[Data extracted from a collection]

********************

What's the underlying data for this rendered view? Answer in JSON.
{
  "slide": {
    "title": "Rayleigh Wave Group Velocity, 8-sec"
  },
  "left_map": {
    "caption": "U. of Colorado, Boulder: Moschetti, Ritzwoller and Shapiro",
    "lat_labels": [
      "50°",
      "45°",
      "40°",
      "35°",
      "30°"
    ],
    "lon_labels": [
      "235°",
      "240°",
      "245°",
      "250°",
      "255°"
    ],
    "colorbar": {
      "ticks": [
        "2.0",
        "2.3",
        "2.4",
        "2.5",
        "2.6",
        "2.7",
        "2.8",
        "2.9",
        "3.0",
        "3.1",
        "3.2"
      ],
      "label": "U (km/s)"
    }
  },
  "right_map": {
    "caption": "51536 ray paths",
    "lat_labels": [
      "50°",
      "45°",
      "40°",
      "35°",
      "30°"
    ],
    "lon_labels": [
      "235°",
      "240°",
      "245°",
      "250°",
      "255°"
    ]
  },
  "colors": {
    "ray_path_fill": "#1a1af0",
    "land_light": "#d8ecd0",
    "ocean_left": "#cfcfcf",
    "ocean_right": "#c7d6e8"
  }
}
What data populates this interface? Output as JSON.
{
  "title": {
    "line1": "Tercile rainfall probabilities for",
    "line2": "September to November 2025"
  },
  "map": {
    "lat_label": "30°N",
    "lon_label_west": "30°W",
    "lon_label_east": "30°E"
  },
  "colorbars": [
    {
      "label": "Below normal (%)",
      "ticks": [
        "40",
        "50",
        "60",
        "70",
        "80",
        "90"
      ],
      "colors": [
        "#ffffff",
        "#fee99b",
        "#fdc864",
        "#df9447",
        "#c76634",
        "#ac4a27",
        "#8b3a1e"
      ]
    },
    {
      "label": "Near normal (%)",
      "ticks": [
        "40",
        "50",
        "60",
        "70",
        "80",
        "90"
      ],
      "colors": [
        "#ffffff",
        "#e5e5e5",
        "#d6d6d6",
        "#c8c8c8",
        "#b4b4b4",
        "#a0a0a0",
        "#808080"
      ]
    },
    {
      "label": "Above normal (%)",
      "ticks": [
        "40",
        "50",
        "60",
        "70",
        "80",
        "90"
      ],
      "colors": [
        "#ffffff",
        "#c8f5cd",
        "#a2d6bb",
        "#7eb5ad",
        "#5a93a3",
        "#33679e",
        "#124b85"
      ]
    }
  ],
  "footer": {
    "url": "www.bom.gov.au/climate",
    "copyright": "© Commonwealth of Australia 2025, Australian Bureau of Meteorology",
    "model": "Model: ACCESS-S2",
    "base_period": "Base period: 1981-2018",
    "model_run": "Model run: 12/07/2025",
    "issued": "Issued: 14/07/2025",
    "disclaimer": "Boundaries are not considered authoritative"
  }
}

********************

▶ **Exercise requirements**:
Locate each line with the word "normal" and copy it.

▶ **Complete answer**:
      "label": "Below normal (%)",
      "label": "Near normal (%)",
      "label": "Above normal (%)",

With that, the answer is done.